Transcribe every entry word for word, leaving out all images.

Records supplied:
++++++++++

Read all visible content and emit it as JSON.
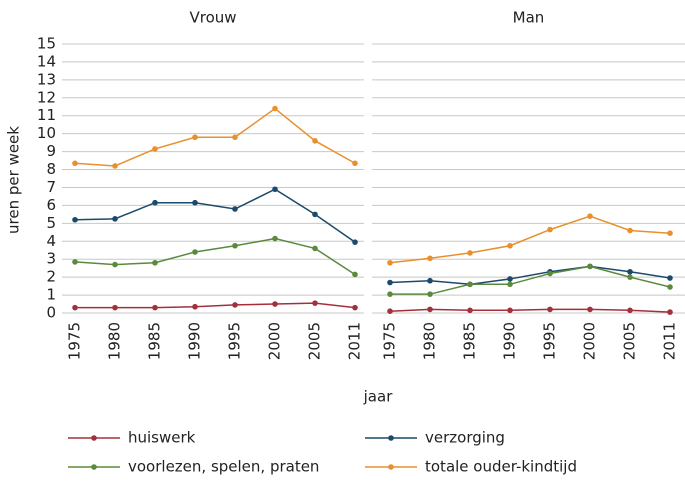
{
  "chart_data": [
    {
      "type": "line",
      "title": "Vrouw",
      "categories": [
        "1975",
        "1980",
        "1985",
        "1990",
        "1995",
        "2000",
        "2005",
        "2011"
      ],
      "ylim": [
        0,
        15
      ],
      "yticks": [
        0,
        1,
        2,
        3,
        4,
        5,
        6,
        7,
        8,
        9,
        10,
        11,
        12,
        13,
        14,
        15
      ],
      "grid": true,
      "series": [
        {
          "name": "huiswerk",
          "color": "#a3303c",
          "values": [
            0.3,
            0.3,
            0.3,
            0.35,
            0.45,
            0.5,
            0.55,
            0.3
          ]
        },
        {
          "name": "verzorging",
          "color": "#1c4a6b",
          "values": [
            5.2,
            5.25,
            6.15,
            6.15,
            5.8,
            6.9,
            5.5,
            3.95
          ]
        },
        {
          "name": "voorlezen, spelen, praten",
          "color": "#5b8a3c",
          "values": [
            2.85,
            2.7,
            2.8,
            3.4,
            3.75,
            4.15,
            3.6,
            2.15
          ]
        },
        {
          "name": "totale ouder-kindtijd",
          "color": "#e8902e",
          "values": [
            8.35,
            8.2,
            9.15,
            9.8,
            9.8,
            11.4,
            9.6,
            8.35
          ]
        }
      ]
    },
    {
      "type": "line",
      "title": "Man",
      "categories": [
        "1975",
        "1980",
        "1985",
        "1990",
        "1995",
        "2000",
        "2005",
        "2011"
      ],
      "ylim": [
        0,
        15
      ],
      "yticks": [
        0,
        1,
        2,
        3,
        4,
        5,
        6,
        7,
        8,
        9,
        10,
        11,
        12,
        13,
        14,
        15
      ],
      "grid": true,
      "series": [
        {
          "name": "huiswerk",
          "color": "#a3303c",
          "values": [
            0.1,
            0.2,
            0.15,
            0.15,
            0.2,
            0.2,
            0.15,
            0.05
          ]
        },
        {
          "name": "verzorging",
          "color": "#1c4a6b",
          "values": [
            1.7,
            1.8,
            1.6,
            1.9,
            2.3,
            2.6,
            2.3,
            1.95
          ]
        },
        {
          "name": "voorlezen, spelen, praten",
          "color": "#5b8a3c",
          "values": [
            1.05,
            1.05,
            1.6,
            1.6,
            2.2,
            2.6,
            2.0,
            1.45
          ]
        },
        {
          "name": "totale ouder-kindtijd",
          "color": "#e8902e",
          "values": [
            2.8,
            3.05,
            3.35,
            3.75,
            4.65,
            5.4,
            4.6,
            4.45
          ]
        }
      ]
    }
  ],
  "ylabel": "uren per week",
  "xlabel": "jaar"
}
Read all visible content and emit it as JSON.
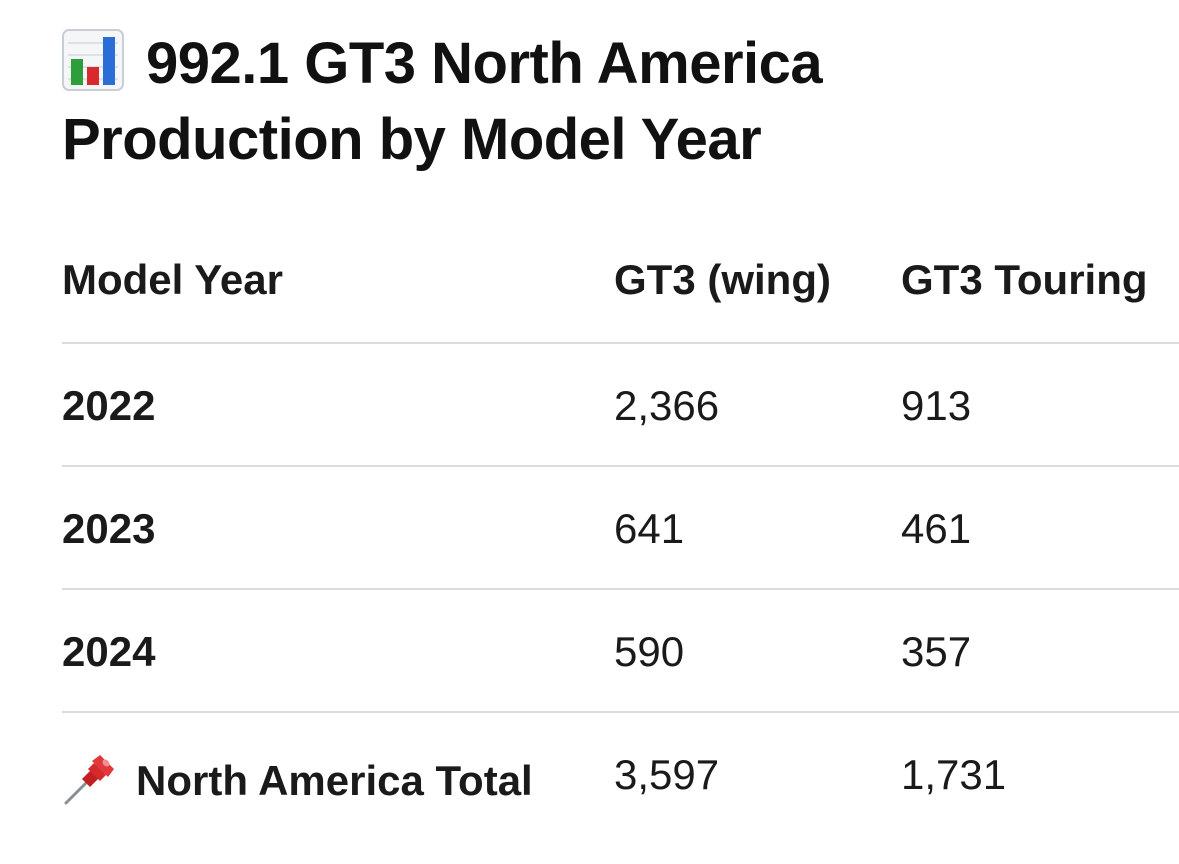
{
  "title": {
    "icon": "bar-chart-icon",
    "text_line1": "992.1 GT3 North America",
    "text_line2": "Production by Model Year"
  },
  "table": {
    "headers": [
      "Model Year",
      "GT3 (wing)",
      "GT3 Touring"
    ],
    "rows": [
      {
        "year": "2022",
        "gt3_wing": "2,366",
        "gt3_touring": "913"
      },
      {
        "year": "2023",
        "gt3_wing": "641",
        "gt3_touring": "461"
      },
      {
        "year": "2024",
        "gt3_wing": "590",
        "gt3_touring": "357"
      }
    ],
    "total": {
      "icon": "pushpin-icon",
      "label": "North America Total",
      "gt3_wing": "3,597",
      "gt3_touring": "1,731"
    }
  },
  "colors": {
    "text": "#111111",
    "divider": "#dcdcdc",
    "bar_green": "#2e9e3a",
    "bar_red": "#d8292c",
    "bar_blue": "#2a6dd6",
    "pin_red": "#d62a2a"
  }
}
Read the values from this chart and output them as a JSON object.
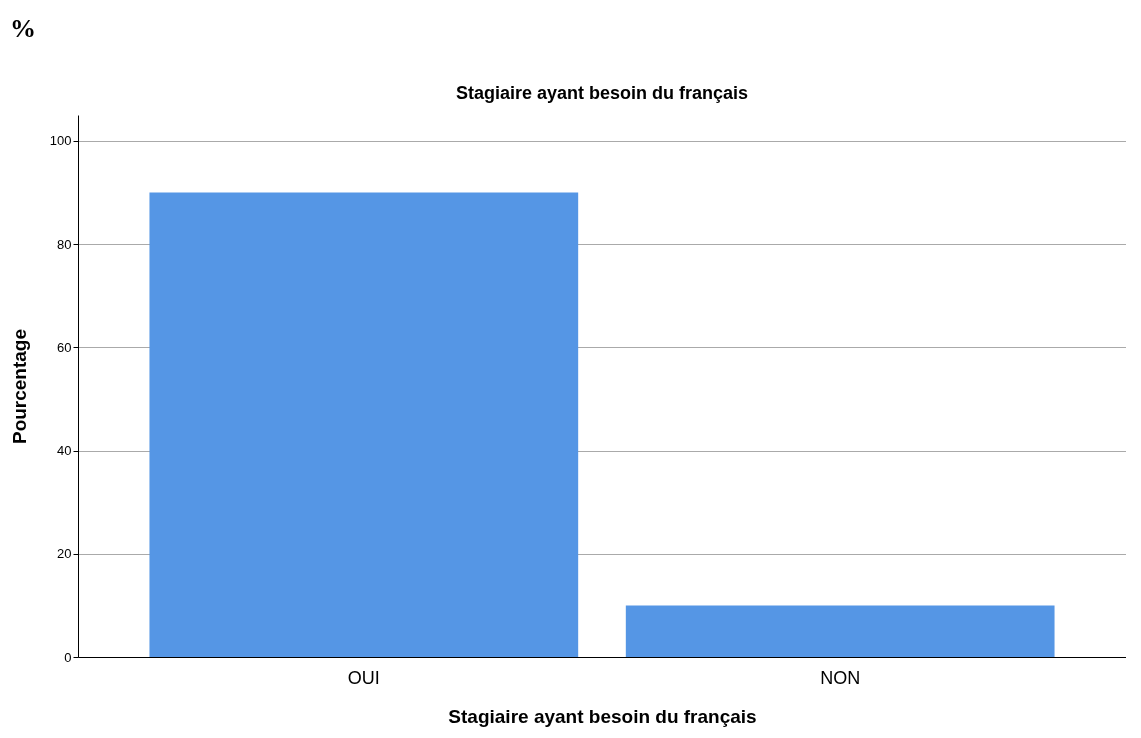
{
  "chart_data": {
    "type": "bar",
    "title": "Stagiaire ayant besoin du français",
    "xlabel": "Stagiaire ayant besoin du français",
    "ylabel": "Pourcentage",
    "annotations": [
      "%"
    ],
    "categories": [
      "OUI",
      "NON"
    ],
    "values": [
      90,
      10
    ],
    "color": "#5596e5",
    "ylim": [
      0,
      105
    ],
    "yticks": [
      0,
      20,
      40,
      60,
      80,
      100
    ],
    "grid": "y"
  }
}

++++++++++

Output for this task:
Read all visible content and emit it as JSON.
{
  "chart_data": [
    {
      "type": "line",
      "title": "Vrouw",
      "categories": [
        "1975",
        "1980",
        "1985",
        "1990",
        "1995",
        "2000",
        "2005",
        "2011"
      ],
      "ylim": [
        0,
        15
      ],
      "yticks": [
        0,
        1,
        2,
        3,
        4,
        5,
        6,
        7,
        8,
        9,
        10,
        11,
        12,
        13,
        14,
        15
      ],
      "grid": true,
      "series": [
        {
          "name": "huiswerk",
          "color": "#a3303c",
          "values": [
            0.3,
            0.3,
            0.3,
            0.35,
            0.45,
            0.5,
            0.55,
            0.3
          ]
        },
        {
          "name": "verzorging",
          "color": "#1c4a6b",
          "values": [
            5.2,
            5.25,
            6.15,
            6.15,
            5.8,
            6.9,
            5.5,
            3.95
          ]
        },
        {
          "name": "voorlezen, spelen, praten",
          "color": "#5b8a3c",
          "values": [
            2.85,
            2.7,
            2.8,
            3.4,
            3.75,
            4.15,
            3.6,
            2.15
          ]
        },
        {
          "name": "totale ouder-kindtijd",
          "color": "#e8902e",
          "values": [
            8.35,
            8.2,
            9.15,
            9.8,
            9.8,
            11.4,
            9.6,
            8.35
          ]
        }
      ]
    },
    {
      "type": "line",
      "title": "Man",
      "categories": [
        "1975",
        "1980",
        "1985",
        "1990",
        "1995",
        "2000",
        "2005",
        "2011"
      ],
      "ylim": [
        0,
        15
      ],
      "yticks": [
        0,
        1,
        2,
        3,
        4,
        5,
        6,
        7,
        8,
        9,
        10,
        11,
        12,
        13,
        14,
        15
      ],
      "grid": true,
      "series": [
        {
          "name": "huiswerk",
          "color": "#a3303c",
          "values": [
            0.1,
            0.2,
            0.15,
            0.15,
            0.2,
            0.2,
            0.15,
            0.05
          ]
        },
        {
          "name": "verzorging",
          "color": "#1c4a6b",
          "values": [
            1.7,
            1.8,
            1.6,
            1.9,
            2.3,
            2.6,
            2.3,
            1.95
          ]
        },
        {
          "name": "voorlezen, spelen, praten",
          "color": "#5b8a3c",
          "values": [
            1.05,
            1.05,
            1.6,
            1.6,
            2.2,
            2.6,
            2.0,
            1.45
          ]
        },
        {
          "name": "totale ouder-kindtijd",
          "color": "#e8902e",
          "values": [
            2.8,
            3.05,
            3.35,
            3.75,
            4.65,
            5.4,
            4.6,
            4.45
          ]
        }
      ]
    }
  ],
  "ylabel": "uren per week",
  "xlabel": "jaar"
}
Read all visible content and emit it as JSON.
{
  "title": {
    "icon": "bar-chart-icon",
    "text_line1": "992.1 GT3 North America",
    "text_line2": "Production by Model Year"
  },
  "table": {
    "headers": [
      "Model Year",
      "GT3 (wing)",
      "GT3 Touring"
    ],
    "rows": [
      {
        "year": "2022",
        "gt3_wing": "2,366",
        "gt3_touring": "913"
      },
      {
        "year": "2023",
        "gt3_wing": "641",
        "gt3_touring": "461"
      },
      {
        "year": "2024",
        "gt3_wing": "590",
        "gt3_touring": "357"
      }
    ],
    "total": {
      "icon": "pushpin-icon",
      "label": "North America Total",
      "gt3_wing": "3,597",
      "gt3_touring": "1,731"
    }
  },
  "colors": {
    "text": "#111111",
    "divider": "#dcdcdc",
    "bar_green": "#2e9e3a",
    "bar_red": "#d8292c",
    "bar_blue": "#2a6dd6",
    "pin_red": "#d62a2a"
  }
}
Read the values from this chart and output them as a JSON object.
{
  "chart_data": {
    "type": "bar",
    "title": "Stagiaire ayant besoin du français",
    "xlabel": "Stagiaire ayant besoin du français",
    "ylabel": "Pourcentage",
    "annotations": [
      "%"
    ],
    "categories": [
      "OUI",
      "NON"
    ],
    "values": [
      90,
      10
    ],
    "color": "#5596e5",
    "ylim": [
      0,
      105
    ],
    "yticks": [
      0,
      20,
      40,
      60,
      80,
      100
    ],
    "grid": "y"
  }
}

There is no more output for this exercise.